### PROBLEM DESCRIPTION
Each line that holds the word "JSON" counts once; give the total number of such lines and nothing else.

### LISTED RECORDS
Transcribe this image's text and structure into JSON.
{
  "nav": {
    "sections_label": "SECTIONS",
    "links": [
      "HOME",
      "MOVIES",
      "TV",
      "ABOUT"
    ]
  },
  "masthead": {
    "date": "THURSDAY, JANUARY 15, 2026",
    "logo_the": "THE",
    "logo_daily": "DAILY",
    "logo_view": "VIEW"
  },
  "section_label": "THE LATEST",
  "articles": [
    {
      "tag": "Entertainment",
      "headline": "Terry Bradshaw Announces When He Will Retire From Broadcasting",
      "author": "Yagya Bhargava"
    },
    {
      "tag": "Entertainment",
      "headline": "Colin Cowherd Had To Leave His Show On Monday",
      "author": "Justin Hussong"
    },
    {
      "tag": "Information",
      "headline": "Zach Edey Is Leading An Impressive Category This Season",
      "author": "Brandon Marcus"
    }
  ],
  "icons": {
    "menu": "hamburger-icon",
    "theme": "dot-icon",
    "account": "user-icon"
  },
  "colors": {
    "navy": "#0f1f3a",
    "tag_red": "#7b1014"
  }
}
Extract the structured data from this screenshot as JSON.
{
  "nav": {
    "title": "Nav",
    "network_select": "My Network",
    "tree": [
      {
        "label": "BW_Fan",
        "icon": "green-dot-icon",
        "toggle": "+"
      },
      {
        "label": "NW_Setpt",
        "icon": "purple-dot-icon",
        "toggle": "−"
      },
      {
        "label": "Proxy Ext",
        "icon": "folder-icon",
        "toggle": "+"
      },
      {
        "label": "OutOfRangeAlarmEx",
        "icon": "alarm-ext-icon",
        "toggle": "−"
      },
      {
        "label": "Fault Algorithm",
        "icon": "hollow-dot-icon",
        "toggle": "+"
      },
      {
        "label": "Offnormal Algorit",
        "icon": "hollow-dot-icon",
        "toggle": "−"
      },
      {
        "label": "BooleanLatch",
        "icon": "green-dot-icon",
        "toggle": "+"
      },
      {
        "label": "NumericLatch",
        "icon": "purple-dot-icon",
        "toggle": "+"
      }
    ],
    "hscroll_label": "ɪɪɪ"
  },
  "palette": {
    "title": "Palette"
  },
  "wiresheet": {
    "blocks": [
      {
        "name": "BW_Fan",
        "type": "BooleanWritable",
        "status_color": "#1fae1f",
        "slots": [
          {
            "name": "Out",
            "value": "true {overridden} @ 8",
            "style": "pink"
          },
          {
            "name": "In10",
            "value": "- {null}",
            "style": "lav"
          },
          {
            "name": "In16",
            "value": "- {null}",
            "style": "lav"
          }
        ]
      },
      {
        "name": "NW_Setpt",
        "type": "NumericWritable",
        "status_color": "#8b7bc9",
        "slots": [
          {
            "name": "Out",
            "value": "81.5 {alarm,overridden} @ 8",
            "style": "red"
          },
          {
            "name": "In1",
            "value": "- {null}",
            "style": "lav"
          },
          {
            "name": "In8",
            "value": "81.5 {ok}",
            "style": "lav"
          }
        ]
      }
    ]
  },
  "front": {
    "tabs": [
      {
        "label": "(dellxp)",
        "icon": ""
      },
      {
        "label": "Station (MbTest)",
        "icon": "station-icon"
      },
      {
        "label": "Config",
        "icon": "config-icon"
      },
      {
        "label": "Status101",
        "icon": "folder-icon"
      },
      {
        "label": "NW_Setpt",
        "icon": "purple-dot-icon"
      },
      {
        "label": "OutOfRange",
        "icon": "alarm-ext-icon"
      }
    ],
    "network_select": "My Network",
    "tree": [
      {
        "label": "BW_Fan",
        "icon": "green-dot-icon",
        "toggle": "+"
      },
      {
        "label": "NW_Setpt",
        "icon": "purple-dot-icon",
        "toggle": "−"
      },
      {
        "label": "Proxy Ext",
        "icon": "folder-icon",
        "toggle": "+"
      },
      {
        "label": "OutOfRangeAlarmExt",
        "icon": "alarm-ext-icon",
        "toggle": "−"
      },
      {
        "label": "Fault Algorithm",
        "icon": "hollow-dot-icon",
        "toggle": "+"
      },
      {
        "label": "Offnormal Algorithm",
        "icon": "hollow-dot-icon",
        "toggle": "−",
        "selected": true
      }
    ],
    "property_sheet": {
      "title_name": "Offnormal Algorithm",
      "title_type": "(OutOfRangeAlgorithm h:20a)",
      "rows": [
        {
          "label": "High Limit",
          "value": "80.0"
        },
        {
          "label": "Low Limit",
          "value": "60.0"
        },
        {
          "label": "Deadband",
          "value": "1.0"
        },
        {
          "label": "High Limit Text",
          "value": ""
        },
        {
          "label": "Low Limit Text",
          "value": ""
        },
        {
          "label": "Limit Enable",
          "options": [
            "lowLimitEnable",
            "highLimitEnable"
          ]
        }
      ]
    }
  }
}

### COMPLETED EXERCISE
2